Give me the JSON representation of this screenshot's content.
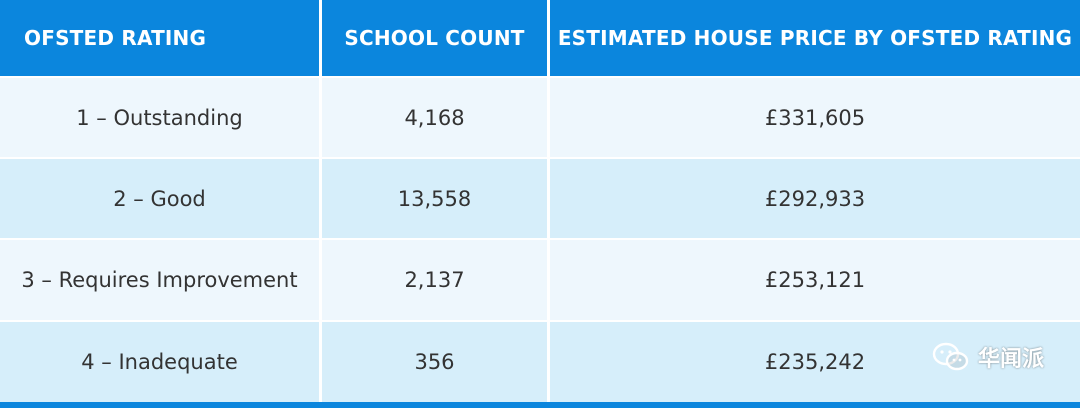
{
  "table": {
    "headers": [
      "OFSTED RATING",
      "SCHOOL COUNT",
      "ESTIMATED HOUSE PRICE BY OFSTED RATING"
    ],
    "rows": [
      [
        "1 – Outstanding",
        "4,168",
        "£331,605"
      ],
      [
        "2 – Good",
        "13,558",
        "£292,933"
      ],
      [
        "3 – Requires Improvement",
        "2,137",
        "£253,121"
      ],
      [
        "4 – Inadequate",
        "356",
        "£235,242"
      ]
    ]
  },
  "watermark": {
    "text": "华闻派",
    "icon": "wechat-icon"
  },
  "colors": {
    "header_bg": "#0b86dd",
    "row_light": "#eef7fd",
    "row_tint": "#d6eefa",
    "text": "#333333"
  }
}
....
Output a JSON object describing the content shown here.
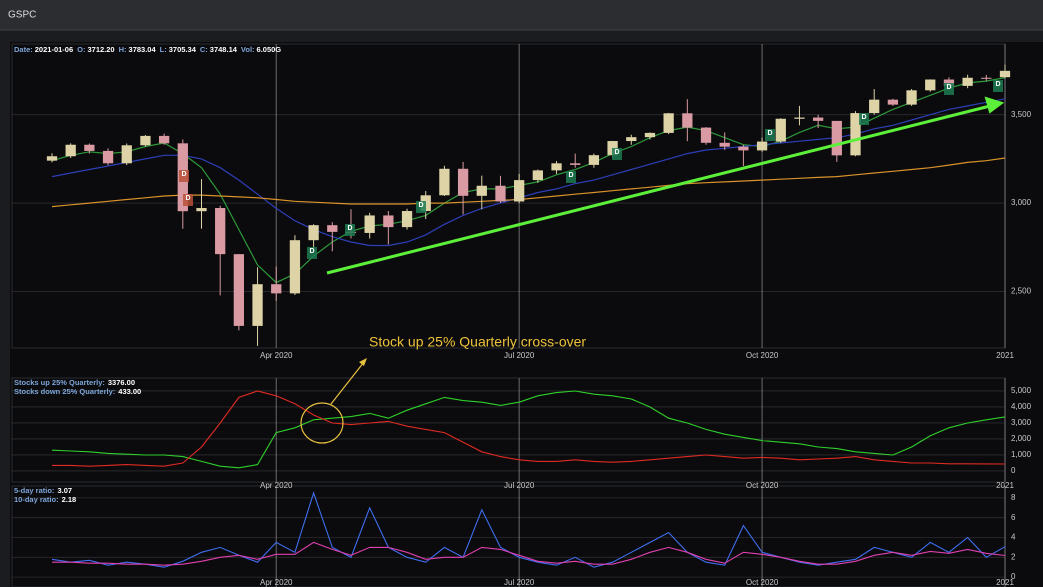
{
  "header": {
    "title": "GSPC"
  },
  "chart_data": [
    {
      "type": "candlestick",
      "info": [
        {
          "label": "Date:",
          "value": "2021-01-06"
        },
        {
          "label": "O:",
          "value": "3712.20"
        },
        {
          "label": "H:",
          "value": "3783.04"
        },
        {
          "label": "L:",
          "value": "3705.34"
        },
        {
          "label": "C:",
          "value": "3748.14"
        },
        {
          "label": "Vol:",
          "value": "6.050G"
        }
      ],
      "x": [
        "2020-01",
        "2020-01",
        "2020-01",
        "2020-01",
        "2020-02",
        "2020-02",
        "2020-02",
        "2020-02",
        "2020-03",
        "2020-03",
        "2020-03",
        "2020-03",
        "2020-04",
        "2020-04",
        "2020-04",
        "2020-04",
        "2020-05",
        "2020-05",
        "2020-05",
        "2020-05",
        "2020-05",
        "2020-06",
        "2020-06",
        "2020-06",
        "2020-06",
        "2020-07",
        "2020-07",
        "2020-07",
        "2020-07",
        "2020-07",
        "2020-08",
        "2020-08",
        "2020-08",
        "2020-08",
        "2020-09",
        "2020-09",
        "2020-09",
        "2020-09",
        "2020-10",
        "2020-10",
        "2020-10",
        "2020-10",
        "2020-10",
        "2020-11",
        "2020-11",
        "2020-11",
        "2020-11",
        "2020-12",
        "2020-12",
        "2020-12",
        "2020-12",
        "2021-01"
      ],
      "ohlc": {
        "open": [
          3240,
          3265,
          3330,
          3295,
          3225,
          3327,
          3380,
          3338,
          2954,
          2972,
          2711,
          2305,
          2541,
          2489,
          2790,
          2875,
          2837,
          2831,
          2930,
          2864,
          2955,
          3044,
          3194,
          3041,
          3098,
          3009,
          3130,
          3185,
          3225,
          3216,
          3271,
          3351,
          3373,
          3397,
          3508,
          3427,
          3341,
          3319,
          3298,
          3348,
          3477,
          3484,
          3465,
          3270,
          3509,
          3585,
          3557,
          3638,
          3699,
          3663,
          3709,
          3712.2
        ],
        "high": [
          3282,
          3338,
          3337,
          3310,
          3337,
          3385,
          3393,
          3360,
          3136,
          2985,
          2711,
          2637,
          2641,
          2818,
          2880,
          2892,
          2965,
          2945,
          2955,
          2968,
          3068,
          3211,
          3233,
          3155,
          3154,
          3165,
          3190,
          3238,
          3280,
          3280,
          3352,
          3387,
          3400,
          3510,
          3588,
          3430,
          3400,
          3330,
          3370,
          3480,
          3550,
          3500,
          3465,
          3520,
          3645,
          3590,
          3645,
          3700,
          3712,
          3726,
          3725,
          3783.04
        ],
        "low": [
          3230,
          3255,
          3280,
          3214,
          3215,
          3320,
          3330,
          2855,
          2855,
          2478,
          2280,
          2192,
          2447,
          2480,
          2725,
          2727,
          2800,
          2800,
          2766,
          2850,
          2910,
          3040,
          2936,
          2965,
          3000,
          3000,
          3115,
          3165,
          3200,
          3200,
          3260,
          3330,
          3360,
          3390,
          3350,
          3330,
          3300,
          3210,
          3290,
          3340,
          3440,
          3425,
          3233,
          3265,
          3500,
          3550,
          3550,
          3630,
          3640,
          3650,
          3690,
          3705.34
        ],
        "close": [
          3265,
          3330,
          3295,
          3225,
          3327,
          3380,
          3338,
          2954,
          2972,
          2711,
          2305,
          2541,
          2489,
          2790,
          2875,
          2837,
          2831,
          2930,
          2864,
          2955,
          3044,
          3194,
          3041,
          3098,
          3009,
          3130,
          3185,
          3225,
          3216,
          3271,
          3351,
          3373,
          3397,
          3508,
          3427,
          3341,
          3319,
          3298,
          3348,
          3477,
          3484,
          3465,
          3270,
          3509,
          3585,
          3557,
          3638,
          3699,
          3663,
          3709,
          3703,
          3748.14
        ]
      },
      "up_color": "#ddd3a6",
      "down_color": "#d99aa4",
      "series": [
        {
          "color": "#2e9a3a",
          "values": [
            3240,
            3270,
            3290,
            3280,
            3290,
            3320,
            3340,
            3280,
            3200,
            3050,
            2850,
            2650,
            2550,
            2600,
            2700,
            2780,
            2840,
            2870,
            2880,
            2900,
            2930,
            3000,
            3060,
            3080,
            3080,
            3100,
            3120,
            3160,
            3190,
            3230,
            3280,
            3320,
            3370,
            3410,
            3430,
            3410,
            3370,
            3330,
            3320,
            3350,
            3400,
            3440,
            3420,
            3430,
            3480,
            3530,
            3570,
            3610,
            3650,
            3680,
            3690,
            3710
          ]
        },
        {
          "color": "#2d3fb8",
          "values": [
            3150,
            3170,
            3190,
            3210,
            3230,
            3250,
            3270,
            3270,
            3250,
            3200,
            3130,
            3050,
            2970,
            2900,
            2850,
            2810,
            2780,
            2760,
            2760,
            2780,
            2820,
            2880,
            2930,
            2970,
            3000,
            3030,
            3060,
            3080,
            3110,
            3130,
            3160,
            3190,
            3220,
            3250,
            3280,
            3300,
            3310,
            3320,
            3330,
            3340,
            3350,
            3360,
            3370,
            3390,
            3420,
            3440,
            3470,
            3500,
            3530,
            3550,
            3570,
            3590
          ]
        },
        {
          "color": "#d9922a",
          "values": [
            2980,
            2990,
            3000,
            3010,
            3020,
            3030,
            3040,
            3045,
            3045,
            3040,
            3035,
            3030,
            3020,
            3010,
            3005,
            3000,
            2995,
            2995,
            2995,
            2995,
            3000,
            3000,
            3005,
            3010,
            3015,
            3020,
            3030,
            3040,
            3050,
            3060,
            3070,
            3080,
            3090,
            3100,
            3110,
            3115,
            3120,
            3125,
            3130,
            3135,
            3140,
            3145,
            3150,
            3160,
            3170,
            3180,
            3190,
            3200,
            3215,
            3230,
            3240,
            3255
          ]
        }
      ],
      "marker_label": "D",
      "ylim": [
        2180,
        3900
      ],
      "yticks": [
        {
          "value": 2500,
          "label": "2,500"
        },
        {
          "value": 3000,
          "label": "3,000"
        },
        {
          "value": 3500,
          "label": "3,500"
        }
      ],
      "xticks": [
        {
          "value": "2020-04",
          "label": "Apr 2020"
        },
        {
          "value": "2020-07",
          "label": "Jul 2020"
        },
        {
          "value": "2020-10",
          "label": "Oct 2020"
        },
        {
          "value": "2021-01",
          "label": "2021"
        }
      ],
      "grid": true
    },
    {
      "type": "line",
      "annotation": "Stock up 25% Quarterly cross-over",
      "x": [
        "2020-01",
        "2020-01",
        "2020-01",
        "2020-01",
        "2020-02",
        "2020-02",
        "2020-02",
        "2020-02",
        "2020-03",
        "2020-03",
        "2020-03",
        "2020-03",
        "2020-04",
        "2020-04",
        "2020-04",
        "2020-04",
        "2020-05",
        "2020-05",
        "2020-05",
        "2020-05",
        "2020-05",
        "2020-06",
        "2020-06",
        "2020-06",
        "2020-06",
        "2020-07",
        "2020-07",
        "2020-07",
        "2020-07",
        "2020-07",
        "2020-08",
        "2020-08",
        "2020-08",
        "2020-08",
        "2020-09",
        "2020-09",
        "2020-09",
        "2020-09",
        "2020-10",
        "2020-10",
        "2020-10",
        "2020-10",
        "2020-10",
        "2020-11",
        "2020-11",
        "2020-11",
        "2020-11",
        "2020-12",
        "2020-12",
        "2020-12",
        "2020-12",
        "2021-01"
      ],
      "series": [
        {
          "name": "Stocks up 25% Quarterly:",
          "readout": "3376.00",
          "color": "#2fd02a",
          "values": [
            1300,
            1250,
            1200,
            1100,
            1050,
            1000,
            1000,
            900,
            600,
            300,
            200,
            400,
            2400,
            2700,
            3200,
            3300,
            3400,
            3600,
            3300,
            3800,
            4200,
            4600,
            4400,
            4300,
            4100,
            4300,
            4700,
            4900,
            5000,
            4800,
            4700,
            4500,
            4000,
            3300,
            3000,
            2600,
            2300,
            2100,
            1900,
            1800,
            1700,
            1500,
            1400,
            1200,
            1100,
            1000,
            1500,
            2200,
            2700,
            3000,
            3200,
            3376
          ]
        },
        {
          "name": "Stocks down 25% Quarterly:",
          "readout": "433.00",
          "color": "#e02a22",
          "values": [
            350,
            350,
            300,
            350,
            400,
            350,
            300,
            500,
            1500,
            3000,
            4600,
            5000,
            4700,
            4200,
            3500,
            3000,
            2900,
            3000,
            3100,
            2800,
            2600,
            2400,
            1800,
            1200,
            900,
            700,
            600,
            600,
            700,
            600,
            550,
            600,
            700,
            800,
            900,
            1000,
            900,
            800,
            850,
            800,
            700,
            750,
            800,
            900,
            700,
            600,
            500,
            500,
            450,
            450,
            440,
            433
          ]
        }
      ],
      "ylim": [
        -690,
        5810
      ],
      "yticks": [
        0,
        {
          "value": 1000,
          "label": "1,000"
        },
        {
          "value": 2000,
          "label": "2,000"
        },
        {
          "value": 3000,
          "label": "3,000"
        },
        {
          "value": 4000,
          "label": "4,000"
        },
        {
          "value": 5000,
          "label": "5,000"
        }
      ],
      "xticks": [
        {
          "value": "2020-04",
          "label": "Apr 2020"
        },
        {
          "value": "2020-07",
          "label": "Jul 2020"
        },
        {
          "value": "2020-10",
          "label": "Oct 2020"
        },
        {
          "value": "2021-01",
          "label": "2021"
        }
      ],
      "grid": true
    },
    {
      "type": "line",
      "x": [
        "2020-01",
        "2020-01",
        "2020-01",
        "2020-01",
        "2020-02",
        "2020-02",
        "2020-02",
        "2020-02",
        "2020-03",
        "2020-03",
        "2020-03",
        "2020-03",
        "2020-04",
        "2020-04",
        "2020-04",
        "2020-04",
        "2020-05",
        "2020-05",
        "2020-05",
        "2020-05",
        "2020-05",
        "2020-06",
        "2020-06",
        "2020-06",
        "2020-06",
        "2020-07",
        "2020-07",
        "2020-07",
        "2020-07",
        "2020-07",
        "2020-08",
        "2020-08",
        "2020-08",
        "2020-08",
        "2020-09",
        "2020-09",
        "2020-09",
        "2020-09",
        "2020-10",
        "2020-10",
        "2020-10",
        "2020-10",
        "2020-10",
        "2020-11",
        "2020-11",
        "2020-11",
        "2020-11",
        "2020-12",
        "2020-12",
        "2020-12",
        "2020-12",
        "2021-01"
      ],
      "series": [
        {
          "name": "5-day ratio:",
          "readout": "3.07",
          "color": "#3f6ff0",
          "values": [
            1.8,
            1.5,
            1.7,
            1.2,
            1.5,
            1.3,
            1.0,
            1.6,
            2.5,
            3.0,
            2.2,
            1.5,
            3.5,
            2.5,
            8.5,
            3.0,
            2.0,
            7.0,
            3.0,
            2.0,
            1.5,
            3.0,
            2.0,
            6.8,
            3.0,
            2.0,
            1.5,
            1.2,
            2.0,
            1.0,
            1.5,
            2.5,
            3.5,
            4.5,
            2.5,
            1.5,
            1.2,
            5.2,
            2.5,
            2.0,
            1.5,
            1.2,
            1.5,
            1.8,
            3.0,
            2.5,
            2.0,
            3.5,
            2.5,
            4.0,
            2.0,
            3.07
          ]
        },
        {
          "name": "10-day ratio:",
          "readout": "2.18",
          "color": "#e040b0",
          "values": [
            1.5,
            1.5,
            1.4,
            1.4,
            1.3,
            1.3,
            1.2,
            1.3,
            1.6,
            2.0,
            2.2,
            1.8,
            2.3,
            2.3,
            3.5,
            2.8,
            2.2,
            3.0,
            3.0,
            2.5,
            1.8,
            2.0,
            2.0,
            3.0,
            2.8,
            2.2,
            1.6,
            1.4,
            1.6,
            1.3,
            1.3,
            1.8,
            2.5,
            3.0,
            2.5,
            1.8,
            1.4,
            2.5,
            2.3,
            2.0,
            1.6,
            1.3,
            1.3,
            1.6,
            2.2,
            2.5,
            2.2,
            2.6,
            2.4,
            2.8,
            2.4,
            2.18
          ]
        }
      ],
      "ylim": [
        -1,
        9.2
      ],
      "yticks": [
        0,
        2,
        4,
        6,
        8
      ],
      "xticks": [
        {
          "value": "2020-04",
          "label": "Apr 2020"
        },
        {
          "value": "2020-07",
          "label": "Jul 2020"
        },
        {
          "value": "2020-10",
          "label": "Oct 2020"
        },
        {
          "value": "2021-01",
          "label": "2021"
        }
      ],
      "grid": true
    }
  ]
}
....
Check each line of these records for the string "OFSTED" and state only how many lines have it.

(SOLUTION TO THIS TASK):
2